# TEXT SEGMENT
The villain of the book is the Once-ler, who once upon a time arrives in a beautiful valley containing a forest of Truffula trees and many animals. The Once-ler cuts down one of the Truffula trees and uses its silk-like foliage to knit a Thneed, an impossibly versatile garment. ("It's a shirt. It's a sock. It's a glove. It's a hat.")
The Lorax, an odd little creature who claimed to speak for the trees, confronts the Once-ler. The Lorax had no head for business – he scoffs at the idea that anyone would pay good money for a Thneed, but the first person to pass by offers to pay $3.98 for it. That inspires the Once-ler to build a factory and invite his brothers and uncles and aunts to join him and get rich manufacturing and selling Thneeds.
The Lorax confronts the Once-ler once again, condemning his unsustainably aggressive logging operation. But the unapologetic Once-ler just keeps on "biggering" his business until he eventually chops down every single Truffula tree in the forest.

# WRITTEN TASK 1
In the story summary, how much does the first person to pass by offer to pay for the Thneed?
The listing that follows has no connection to the story summary above it.

# RECORDS FOR THIS EXERCISE
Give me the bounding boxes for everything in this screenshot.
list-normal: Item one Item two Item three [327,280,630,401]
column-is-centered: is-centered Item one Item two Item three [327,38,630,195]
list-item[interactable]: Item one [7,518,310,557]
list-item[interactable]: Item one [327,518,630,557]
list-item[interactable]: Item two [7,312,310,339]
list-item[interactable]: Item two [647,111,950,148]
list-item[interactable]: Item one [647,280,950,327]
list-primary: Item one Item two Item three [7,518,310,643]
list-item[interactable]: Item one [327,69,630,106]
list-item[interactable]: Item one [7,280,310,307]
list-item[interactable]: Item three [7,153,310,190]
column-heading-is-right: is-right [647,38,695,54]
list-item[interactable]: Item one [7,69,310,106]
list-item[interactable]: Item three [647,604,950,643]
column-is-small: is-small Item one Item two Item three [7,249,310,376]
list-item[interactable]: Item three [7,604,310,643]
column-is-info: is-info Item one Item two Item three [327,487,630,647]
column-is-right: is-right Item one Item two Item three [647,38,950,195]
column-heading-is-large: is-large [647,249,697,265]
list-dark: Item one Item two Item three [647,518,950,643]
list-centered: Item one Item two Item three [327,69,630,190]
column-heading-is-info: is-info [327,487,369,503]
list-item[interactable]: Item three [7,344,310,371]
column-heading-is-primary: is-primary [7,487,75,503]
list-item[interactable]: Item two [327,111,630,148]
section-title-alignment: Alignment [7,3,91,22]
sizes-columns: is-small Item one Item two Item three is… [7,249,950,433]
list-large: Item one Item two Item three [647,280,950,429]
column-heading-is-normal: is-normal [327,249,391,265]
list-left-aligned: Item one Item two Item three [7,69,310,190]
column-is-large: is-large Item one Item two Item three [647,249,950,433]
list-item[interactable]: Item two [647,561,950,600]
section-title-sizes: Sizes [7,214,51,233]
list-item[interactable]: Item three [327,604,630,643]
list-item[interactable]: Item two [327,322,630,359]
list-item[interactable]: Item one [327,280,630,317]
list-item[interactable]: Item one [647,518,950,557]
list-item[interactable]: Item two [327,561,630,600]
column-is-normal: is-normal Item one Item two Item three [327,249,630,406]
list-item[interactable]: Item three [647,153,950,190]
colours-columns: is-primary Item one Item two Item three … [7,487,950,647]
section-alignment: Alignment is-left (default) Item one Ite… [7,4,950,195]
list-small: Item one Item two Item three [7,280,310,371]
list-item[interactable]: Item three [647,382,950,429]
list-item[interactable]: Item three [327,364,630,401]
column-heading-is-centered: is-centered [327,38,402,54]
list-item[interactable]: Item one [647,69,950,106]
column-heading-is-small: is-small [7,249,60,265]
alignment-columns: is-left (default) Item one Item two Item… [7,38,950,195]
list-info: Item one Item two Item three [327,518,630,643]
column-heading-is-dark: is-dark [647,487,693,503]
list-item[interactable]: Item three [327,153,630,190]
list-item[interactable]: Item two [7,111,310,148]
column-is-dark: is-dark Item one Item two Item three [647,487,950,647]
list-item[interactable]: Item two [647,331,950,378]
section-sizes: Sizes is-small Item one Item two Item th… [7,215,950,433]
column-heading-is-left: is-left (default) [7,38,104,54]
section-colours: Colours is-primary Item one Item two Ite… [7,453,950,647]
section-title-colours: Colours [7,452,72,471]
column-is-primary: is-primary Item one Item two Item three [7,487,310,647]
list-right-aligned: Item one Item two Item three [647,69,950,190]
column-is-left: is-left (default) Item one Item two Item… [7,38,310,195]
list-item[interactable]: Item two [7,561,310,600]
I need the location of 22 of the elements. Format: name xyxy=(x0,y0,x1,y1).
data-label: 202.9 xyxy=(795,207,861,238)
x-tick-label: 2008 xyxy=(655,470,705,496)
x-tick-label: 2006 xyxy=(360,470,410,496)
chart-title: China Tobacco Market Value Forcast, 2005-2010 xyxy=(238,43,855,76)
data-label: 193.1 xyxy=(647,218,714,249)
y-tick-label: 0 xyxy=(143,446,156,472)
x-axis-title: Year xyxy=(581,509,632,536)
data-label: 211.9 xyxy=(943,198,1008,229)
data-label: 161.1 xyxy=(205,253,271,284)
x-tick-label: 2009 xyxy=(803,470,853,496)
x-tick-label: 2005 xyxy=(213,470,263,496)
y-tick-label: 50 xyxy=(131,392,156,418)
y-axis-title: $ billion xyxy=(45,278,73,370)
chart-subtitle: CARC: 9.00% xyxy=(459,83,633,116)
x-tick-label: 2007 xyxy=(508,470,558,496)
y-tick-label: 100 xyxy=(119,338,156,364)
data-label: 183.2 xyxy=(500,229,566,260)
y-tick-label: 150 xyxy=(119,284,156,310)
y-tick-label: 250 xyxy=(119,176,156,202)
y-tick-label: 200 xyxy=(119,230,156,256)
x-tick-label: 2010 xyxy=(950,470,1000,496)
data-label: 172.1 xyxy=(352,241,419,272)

# WRITTEN TASK 2
Put everything in the listing, from its first line down to and including the line containing "list-left-aligned: Item one", into a numbered list with blank lines left out.

# CORRECT OUTPUT 1
$3.98.

# CORRECT OUTPUT 2
1. Give me the bounding boxes for everything in this screenshot.
2. list-normal: Item one Item two Item three [327,280,630,401]
3. column-is-centered: is-centered Item one Item two Item three [327,38,630,195]
4. list-item[interactable]: Item one [7,518,310,557]
5. list-item[interactable]: Item one [327,518,630,557]
6. list-item[interactable]: Item two [7,312,310,339]
7. list-item[interactable]: Item two [647,111,950,148]
8. list-item[interactable]: Item one [647,280,950,327]
9. list-primary: Item one Item two Item three [7,518,310,643]
10. list-item[interactable]: Item one [327,69,630,106]
11. list-item[interactable]: Item one [7,280,310,307]
12. list-item[interactable]: Item three [7,153,310,190]
13. column-heading-is-right: is-right [647,38,695,54]
14. list-item[interactable]: Item one [7,69,310,106]
15. list-item[interactable]: Item three [647,604,950,643]
16. column-is-small: is-small Item one Item two Item three [7,249,310,376]
17. list-item[interactable]: Item three [7,604,310,643]
18. column-is-info: is-info Item one Item two Item three [327,487,630,647]
19. column-is-right: is-right Item one Item two Item three [647,38,950,195]
20. column-heading-is-large: is-large [647,249,697,265]
21. list-dark: Item one Item two Item three [647,518,950,643]
22. list-centered: Item one Item two Item three [327,69,630,190]
23. column-heading-is-info: is-info [327,487,369,503]
24. list-item[interactable]: Item three [7,344,310,371]
25. column-heading-is-primary: is-primary [7,487,75,503]
26. list-item[interactable]: Item two [327,111,630,148]
27. section-title-alignment: Alignment [7,3,91,22]
28. sizes-columns: is-small Item one Item two Item three is… [7,249,950,433]
29. list-large: Item one Item two Item three [647,280,950,429]
30. column-heading-is-normal: is-normal [327,249,391,265]
31. list-left-aligned: Item one Item two Item three [7,69,310,190]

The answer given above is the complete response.